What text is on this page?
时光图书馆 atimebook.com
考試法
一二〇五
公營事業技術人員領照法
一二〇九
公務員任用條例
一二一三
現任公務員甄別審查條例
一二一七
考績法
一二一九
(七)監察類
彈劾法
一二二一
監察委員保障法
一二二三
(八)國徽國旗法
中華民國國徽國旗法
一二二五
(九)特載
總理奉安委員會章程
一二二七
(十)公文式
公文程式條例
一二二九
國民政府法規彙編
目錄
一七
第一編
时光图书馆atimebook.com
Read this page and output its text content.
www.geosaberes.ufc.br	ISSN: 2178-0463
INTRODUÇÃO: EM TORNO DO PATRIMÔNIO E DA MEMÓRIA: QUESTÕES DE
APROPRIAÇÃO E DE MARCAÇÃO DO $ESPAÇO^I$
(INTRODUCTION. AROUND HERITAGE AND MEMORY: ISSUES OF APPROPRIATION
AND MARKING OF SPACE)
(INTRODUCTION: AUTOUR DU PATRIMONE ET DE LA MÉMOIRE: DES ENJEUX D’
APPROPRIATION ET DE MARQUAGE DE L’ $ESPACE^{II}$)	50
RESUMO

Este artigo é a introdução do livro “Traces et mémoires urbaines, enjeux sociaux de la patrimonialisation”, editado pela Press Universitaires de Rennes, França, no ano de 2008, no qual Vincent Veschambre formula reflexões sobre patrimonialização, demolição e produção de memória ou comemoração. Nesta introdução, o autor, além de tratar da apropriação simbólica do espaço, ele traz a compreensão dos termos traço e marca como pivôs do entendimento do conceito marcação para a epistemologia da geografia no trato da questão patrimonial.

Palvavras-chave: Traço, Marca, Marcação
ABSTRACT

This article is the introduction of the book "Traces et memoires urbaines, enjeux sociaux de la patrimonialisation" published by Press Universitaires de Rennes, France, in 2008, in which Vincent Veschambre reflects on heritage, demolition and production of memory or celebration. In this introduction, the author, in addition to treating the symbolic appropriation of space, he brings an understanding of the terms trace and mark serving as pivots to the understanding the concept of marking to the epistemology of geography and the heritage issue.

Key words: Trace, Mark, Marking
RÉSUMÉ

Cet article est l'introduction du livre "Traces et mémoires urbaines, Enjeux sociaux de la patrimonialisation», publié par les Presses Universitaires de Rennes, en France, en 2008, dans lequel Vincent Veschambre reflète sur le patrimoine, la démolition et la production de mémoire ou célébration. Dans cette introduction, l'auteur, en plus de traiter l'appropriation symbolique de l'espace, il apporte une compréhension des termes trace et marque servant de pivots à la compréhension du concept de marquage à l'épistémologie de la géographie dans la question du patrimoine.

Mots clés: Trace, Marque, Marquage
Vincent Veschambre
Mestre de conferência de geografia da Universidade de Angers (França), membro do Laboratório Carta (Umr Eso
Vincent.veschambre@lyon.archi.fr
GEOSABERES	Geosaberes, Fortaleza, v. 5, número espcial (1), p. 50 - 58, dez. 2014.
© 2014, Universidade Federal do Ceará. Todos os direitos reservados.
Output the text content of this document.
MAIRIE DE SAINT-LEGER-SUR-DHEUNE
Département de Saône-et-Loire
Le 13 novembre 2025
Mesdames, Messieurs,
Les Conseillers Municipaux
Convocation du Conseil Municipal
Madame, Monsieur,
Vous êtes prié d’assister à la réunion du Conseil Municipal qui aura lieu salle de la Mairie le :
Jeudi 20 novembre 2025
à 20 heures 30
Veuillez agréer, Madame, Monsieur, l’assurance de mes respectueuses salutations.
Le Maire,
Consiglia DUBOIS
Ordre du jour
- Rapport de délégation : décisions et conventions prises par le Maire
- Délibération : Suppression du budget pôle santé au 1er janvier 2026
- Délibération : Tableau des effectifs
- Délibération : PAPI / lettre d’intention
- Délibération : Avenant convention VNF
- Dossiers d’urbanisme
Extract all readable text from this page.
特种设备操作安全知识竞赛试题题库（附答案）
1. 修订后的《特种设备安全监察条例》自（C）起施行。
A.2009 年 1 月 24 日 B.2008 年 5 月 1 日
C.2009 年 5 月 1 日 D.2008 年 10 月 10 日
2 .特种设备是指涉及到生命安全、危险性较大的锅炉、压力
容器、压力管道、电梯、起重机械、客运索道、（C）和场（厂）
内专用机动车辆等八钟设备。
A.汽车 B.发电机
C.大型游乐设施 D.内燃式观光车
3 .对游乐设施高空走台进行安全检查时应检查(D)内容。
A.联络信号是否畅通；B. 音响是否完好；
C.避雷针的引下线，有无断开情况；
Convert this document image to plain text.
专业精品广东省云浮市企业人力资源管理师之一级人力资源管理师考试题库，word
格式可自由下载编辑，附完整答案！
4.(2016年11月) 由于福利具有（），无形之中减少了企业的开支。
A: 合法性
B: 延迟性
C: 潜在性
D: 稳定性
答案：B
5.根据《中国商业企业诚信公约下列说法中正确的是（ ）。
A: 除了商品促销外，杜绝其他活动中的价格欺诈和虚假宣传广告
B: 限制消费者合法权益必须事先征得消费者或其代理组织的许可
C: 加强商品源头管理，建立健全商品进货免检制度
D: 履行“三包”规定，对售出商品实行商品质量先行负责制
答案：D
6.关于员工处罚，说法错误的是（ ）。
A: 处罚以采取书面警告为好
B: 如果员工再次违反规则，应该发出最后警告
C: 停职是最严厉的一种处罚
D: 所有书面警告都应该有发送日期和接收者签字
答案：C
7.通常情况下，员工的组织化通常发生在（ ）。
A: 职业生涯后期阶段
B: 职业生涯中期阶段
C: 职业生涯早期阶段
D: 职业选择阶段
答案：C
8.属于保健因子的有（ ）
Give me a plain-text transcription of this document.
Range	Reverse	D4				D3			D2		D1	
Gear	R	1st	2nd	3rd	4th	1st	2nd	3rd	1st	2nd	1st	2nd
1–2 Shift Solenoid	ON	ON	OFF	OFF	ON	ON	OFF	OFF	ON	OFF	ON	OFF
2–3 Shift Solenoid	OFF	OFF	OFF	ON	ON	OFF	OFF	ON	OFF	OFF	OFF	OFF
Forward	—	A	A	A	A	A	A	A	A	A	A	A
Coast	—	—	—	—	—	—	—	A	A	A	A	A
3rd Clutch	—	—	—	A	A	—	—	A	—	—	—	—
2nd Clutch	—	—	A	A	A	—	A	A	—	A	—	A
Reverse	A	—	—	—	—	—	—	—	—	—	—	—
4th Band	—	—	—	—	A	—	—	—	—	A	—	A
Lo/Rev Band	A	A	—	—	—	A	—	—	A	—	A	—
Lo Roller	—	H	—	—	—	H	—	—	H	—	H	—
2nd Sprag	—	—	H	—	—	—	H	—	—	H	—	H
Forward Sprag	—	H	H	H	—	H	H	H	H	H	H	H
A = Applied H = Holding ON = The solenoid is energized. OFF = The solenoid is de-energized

========================

=== Task objective ===
Search the lines above for the string "geografia" and copy each line that has it.

=== Answer for this exercise ===
Este artigo é a introdução do livro “Traces et mémoires urbaines, enjeux sociaux de la patrimonialisation”, editado pela Press Universitaires de Rennes, França, no ano de 2008, no qual Vincent Veschambre formula reflexões sobre patrimonialização, demolição e produção de memória ou comemoração. Nesta introdução, o autor, além de tratar da apropriação simbólica do espaço, ele traz a compreensão dos termos traço e marca como pivôs do entendimento do conceito marcação para a epistemologia da geografia no trato da questão patrimonial.
Mestre de conferência de geografia da Universidade de Angers (França), membro do Laboratório Carta (Umr Eso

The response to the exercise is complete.